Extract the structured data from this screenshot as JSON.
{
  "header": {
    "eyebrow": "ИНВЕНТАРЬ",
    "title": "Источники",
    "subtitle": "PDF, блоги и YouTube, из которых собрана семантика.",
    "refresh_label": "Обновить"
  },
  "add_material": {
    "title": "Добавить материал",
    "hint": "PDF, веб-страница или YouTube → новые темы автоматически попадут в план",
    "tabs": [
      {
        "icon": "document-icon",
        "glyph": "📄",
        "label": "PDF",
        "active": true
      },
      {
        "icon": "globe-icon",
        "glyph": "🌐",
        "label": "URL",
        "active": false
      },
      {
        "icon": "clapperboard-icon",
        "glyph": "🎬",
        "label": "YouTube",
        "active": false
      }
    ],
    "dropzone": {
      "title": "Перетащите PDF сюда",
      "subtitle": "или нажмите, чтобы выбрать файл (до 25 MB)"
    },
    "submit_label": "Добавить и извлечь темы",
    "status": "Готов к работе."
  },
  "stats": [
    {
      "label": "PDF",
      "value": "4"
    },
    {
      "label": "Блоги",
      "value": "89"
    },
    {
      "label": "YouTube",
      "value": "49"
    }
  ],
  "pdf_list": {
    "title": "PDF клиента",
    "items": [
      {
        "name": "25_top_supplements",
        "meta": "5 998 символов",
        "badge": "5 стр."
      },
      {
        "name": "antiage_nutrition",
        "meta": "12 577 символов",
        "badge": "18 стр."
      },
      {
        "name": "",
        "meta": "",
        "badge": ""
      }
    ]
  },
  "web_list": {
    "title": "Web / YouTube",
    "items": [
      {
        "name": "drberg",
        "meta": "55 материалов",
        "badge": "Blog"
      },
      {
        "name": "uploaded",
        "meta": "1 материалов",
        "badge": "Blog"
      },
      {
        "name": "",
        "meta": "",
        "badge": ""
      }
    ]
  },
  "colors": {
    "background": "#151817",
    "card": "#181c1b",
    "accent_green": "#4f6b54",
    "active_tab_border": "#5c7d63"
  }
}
——————
▶ Aim:
Copy out each line above, character for character.

▶ Response to the exercise:
Extract the structured data from this screenshot as JSON.
{
  "header": {
    "eyebrow": "ИНВЕНТАРЬ",
    "title": "Источники",
    "subtitle": "PDF, блоги и YouTube, из которых собрана семантика.",
    "refresh_label": "Обновить"
  },
  "add_material": {
    "title": "Добавить материал",
    "hint": "PDF, веб-страница или YouTube → новые темы автоматически попадут в план",
    "tabs": [
      {
        "icon": "document-icon",
        "glyph": "📄",
        "label": "PDF",
        "active": true
      },
      {
        "icon": "globe-icon",
        "glyph": "🌐",
        "label": "URL",
        "active": false
      },
      {
        "icon": "clapperboard-icon",
        "glyph": "🎬",
        "label": "YouTube",
        "active": false
      }
    ],
    "dropzone": {
      "title": "Перетащите PDF сюда",
      "subtitle": "или нажмите, чтобы выбрать файл (до 25 MB)"
    },
    "submit_label": "Добавить и извлечь темы",
    "status": "Готов к работе."
  },
  "stats": [
    {
      "label": "PDF",
      "value": "4"
    },
    {
      "label": "Блоги",
      "value": "89"
    },
    {
      "label": "YouTube",
      "value": "49"
    }
  ],
  "pdf_list": {
    "title": "PDF клиента",
    "items": [
      {
        "name": "25_top_supplements",
        "meta": "5 998 символов",
        "badge": "5 стр."
      },
      {
        "name": "antiage_nutrition",
        "meta": "12 577 символов",
        "badge": "18 стр."
      },
      {
        "name": "",
        "meta": "",
        "badge": ""
      }
    ]
  },
  "web_list": {
    "title": "Web / YouTube",
    "items": [
      {
        "name": "drberg",
        "meta": "55 материалов",
        "badge": "Blog"
      },
      {
        "name": "uploaded",
        "meta": "1 материалов",
        "badge": "Blog"
      },
      {
        "name": "",
        "meta": "",
        "badge": ""
      }
    ]
  },
  "colors": {
    "background": "#151817",
    "card": "#181c1b",
    "accent_green": "#4f6b54",
    "active_tab_border": "#5c7d63"
  }
}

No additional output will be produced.